■ **YOUR GOAL**
Copy the records word for word, from their first line through the line that contains "bar: [299, 321, 425, 351]".

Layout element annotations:
━━━━━━━━━━
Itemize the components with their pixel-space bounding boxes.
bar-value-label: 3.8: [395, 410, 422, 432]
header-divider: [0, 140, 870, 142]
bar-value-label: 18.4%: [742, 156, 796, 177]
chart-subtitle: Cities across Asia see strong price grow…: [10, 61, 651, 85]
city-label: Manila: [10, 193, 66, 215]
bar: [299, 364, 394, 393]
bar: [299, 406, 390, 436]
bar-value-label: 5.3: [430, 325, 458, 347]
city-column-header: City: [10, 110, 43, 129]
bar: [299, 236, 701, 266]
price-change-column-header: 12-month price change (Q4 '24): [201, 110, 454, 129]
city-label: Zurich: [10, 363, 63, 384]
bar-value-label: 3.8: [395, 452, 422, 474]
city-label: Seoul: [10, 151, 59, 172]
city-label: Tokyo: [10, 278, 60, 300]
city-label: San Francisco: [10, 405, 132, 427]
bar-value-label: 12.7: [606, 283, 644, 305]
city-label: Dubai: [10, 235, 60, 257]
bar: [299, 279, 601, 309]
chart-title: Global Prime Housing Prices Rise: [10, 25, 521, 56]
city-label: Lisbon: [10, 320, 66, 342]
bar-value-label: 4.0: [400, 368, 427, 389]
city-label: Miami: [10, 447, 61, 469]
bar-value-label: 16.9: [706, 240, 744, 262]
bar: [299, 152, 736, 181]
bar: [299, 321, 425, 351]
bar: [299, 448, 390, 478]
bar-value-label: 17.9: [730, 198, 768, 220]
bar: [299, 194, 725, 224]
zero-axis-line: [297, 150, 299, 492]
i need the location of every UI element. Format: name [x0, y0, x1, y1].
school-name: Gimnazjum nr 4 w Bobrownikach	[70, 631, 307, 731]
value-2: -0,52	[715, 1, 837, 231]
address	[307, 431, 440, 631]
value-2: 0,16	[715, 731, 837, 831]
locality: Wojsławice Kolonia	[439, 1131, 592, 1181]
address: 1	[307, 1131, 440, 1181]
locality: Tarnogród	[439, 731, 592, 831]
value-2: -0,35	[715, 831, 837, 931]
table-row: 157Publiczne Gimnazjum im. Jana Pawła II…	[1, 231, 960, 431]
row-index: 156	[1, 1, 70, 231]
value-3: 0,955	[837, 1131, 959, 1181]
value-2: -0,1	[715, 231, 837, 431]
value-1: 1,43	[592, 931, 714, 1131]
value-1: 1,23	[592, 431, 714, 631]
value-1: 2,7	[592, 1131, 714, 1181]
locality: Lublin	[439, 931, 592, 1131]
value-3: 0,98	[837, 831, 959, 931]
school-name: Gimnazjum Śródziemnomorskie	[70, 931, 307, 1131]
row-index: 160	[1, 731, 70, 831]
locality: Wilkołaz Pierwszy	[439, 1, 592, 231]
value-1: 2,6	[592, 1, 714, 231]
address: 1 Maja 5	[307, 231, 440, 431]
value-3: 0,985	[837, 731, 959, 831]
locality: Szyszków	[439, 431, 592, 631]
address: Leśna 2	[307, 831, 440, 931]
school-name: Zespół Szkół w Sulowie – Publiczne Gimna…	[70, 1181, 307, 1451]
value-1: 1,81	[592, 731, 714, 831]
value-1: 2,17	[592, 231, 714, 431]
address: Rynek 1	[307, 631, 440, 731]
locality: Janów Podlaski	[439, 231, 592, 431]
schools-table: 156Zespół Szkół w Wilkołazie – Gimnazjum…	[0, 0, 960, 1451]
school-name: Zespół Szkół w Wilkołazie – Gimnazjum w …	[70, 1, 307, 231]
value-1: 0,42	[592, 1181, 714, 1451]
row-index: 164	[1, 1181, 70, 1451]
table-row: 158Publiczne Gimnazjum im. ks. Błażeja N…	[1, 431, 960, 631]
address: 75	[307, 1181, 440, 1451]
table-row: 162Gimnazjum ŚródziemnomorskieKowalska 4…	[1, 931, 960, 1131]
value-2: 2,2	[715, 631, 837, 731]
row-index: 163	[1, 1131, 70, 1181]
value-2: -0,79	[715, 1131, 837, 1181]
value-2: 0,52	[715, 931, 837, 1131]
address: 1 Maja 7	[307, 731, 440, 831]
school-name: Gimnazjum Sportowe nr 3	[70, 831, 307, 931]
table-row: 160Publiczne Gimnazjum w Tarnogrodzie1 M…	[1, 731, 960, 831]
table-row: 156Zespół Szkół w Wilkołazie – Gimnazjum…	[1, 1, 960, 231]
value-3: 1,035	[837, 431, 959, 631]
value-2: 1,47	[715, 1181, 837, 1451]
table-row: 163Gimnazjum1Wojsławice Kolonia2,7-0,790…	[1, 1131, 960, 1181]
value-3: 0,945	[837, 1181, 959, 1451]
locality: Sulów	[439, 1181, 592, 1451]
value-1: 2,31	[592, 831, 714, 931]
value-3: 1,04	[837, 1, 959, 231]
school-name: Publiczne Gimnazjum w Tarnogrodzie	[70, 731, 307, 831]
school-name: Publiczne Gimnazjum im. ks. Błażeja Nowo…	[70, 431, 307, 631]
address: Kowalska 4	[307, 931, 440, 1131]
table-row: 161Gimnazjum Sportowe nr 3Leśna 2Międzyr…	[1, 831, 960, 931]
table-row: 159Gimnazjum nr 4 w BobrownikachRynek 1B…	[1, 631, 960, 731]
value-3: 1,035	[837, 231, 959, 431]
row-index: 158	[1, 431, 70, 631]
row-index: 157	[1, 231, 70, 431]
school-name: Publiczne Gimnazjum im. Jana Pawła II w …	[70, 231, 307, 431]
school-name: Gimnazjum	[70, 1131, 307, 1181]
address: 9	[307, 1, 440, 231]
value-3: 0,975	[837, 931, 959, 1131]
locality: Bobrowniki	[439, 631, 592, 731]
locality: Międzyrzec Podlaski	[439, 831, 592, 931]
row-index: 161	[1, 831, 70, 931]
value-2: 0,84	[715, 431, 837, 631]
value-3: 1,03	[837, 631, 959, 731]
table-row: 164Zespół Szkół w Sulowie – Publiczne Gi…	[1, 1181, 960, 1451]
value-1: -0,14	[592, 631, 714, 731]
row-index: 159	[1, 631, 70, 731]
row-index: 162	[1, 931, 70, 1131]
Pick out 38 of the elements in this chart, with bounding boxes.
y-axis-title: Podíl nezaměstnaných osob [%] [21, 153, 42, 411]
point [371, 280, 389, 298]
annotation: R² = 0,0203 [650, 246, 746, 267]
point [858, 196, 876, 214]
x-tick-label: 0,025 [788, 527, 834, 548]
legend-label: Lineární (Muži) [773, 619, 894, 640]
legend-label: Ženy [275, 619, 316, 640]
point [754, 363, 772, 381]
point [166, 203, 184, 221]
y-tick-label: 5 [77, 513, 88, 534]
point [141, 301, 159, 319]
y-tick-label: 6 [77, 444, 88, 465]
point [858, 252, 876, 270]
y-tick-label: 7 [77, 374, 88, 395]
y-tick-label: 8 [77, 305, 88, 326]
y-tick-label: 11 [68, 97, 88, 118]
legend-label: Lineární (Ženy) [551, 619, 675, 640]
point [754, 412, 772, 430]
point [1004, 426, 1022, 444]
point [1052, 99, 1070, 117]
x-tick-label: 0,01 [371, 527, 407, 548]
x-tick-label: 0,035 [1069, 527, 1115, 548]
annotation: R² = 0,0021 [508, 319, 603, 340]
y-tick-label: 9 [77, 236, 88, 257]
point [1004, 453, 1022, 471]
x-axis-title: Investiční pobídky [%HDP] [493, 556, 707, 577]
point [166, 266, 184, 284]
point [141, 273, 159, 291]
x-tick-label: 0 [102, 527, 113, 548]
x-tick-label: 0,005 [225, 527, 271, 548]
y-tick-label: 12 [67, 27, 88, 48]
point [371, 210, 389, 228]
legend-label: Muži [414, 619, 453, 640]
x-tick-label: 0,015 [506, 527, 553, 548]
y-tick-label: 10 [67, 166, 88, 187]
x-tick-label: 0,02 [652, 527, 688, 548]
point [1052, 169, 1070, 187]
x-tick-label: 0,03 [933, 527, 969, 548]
━━━━━━━━━━
■ **SOLUTION TO THIS PROBLEM**
Itemize the components with their pixel-space bounding boxes.
bar-value-label: 3.8: [395, 410, 422, 432]
header-divider: [0, 140, 870, 142]
bar-value-label: 18.4%: [742, 156, 796, 177]
chart-subtitle: Cities across Asia see strong price grow…: [10, 61, 651, 85]
city-label: Manila: [10, 193, 66, 215]
bar: [299, 364, 394, 393]
bar: [299, 406, 390, 436]
bar-value-label: 5.3: [430, 325, 458, 347]
city-column-header: City: [10, 110, 43, 129]
bar: [299, 236, 701, 266]
price-change-column-header: 12-month price change (Q4 '24): [201, 110, 454, 129]
city-label: Zurich: [10, 363, 63, 384]
bar-value-label: 3.8: [395, 452, 422, 474]
city-label: Seoul: [10, 151, 59, 172]
city-label: Tokyo: [10, 278, 60, 300]
city-label: San Francisco: [10, 405, 132, 427]
bar-value-label: 12.7: [606, 283, 644, 305]
city-label: Dubai: [10, 235, 60, 257]
bar: [299, 279, 601, 309]
chart-title: Global Prime Housing Prices Rise: [10, 25, 521, 56]
city-label: Lisbon: [10, 320, 66, 342]
bar-value-label: 4.0: [400, 368, 427, 389]
city-label: Miami: [10, 447, 61, 469]
bar-value-label: 16.9: [706, 240, 744, 262]
bar: [299, 152, 736, 181]
bar: [299, 321, 425, 351]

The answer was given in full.